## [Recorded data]
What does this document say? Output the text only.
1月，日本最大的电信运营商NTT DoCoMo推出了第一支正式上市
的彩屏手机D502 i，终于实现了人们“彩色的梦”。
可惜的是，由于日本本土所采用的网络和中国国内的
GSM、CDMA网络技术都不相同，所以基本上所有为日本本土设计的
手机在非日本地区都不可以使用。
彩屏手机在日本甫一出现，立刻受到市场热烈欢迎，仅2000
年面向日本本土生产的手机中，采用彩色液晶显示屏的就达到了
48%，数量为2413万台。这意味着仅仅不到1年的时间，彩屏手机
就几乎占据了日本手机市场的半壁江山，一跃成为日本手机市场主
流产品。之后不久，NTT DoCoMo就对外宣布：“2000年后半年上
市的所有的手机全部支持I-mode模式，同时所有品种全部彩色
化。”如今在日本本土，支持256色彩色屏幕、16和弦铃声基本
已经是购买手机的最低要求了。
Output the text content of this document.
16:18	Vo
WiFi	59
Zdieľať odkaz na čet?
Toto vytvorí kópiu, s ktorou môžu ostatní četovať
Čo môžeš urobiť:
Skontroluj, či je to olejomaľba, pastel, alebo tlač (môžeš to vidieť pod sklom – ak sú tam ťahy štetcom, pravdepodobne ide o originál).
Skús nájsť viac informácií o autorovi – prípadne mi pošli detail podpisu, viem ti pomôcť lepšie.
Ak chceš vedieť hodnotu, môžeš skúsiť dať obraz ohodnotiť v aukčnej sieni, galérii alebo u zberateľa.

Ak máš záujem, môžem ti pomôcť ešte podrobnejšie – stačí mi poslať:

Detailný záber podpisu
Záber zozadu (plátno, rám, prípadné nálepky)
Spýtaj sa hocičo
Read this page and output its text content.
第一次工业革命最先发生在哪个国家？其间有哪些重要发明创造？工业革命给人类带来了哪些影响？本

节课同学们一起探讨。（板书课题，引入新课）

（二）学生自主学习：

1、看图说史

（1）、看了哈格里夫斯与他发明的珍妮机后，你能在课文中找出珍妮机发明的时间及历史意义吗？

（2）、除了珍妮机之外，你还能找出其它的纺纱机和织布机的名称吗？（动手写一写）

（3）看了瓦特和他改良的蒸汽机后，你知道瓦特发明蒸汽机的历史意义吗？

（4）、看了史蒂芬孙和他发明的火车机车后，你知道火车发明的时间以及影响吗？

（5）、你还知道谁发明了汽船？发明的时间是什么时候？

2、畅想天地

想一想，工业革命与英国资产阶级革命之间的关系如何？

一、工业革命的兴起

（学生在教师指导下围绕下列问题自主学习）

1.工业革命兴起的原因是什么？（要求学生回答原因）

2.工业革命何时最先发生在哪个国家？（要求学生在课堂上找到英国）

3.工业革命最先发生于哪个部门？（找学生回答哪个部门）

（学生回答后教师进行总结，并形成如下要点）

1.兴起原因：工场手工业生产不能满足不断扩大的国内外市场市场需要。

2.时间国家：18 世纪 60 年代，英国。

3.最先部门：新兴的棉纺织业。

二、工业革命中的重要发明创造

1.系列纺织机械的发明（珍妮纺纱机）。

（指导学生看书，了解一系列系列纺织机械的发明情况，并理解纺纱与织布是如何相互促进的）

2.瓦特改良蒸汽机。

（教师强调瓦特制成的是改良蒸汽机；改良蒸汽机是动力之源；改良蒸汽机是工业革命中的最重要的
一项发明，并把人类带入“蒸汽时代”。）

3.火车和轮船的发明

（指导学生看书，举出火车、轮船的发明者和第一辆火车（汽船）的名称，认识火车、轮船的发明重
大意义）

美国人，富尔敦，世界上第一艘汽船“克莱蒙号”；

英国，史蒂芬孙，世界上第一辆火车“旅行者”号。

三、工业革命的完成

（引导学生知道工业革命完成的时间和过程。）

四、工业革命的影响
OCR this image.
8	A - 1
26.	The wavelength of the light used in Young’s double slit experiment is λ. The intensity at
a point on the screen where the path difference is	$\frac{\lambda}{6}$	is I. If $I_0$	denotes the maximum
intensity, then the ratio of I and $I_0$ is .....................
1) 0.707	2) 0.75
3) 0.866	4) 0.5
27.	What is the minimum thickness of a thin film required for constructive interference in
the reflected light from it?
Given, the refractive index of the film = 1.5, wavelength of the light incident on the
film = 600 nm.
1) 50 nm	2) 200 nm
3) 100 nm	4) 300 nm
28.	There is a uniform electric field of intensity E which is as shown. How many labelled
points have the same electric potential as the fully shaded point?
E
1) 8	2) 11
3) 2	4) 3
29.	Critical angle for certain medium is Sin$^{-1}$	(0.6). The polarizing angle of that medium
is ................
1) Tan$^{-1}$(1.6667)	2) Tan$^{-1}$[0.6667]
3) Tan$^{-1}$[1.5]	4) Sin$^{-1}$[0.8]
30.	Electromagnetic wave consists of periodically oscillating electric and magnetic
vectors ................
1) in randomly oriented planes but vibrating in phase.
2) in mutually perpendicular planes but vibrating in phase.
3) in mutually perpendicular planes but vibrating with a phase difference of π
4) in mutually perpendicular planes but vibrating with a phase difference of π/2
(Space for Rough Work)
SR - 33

## [Problem requirements]
Repeat all of the records above exactly as they appear.

## [Output for this task]
What does this document say? Output the text only.
1月，日本最大的电信运营商NTT DoCoMo推出了第一支正式上市
的彩屏手机D502 i，终于实现了人们“彩色的梦”。
可惜的是，由于日本本土所采用的网络和中国国内的
GSM、CDMA网络技术都不相同，所以基本上所有为日本本土设计的
手机在非日本地区都不可以使用。
彩屏手机在日本甫一出现，立刻受到市场热烈欢迎，仅2000
年面向日本本土生产的手机中，采用彩色液晶显示屏的就达到了
48%，数量为2413万台。这意味着仅仅不到1年的时间，彩屏手机
就几乎占据了日本手机市场的半壁江山，一跃成为日本手机市场主
流产品。之后不久，NTT DoCoMo就对外宣布：“2000年后半年上
市的所有的手机全部支持I-mode模式，同时所有品种全部彩色
化。”如今在日本本土，支持256色彩色屏幕、16和弦铃声基本
已经是购买手机的最低要求了。
Output the text content of this document.
16:18	Vo
WiFi	59
Zdieľať odkaz na čet?
Toto vytvorí kópiu, s ktorou môžu ostatní četovať
Čo môžeš urobiť:
Skontroluj, či je to olejomaľba, pastel, alebo tlač (môžeš to vidieť pod sklom – ak sú tam ťahy štetcom, pravdepodobne ide o originál).
Skús nájsť viac informácií o autorovi – prípadne mi pošli detail podpisu, viem ti pomôcť lepšie.
Ak chceš vedieť hodnotu, môžeš skúsiť dať obraz ohodnotiť v aukčnej sieni, galérii alebo u zberateľa.

Ak máš záujem, môžem ti pomôcť ešte podrobnejšie – stačí mi poslať:

Detailný záber podpisu
Záber zozadu (plátno, rám, prípadné nálepky)
Spýtaj sa hocičo
Read this page and output its text content.
第一次工业革命最先发生在哪个国家？其间有哪些重要发明创造？工业革命给人类带来了哪些影响？本

节课同学们一起探讨。（板书课题，引入新课）

（二）学生自主学习：

1、看图说史

（1）、看了哈格里夫斯与他发明的珍妮机后，你能在课文中找出珍妮机发明的时间及历史意义吗？

（2）、除了珍妮机之外，你还能找出其它的纺纱机和织布机的名称吗？（动手写一写）

（3）看了瓦特和他改良的蒸汽机后，你知道瓦特发明蒸汽机的历史意义吗？

（4）、看了史蒂芬孙和他发明的火车机车后，你知道火车发明的时间以及影响吗？

（5）、你还知道谁发明了汽船？发明的时间是什么时候？

2、畅想天地

想一想，工业革命与英国资产阶级革命之间的关系如何？

一、工业革命的兴起

（学生在教师指导下围绕下列问题自主学习）

1.工业革命兴起的原因是什么？（要求学生回答原因）

2.工业革命何时最先发生在哪个国家？（要求学生在课堂上找到英国）

3.工业革命最先发生于哪个部门？（找学生回答哪个部门）

（学生回答后教师进行总结，并形成如下要点）

1.兴起原因：工场手工业生产不能满足不断扩大的国内外市场市场需要。

2.时间国家：18 世纪 60 年代，英国。

3.最先部门：新兴的棉纺织业。

二、工业革命中的重要发明创造

1.系列纺织机械的发明（珍妮纺纱机）。

（指导学生看书，了解一系列系列纺织机械的发明情况，并理解纺纱与织布是如何相互促进的）

2.瓦特改良蒸汽机。

（教师强调瓦特制成的是改良蒸汽机；改良蒸汽机是动力之源；改良蒸汽机是工业革命中的最重要的
一项发明，并把人类带入“蒸汽时代”。）

3.火车和轮船的发明

（指导学生看书，举出火车、轮船的发明者和第一辆火车（汽船）的名称，认识火车、轮船的发明重
大意义）

美国人，富尔敦，世界上第一艘汽船“克莱蒙号”；

英国，史蒂芬孙，世界上第一辆火车“旅行者”号。

三、工业革命的完成

（引导学生知道工业革命完成的时间和过程。）

四、工业革命的影响
OCR this image.
8	A - 1
26.	The wavelength of the light used in Young’s double slit experiment is λ. The intensity at
a point on the screen where the path difference is	$\frac{\lambda}{6}$	is I. If $I_0$	denotes the maximum
intensity, then the ratio of I and $I_0$ is .....................
1) 0.707	2) 0.75
3) 0.866	4) 0.5
27.	What is the minimum thickness of a thin film required for constructive interference in
the reflected light from it?
Given, the refractive index of the film = 1.5, wavelength of the light incident on the
film = 600 nm.
1) 50 nm	2) 200 nm
3) 100 nm	4) 300 nm
28.	There is a uniform electric field of intensity E which is as shown. How many labelled
points have the same electric potential as the fully shaded point?
E
1) 8	2) 11
3) 2	4) 3
29.	Critical angle for certain medium is Sin$^{-1}$	(0.6). The polarizing angle of that medium
is ................
1) Tan$^{-1}$(1.6667)	2) Tan$^{-1}$[0.6667]
3) Tan$^{-1}$[1.5]	4) Sin$^{-1}$[0.8]
30.	Electromagnetic wave consists of periodically oscillating electric and magnetic
vectors ................
1) in randomly oriented planes but vibrating in phase.
2) in mutually perpendicular planes but vibrating in phase.
3) in mutually perpendicular planes but vibrating with a phase difference of π
4) in mutually perpendicular planes but vibrating with a phase difference of π/2
(Space for Rough Work)
SR - 33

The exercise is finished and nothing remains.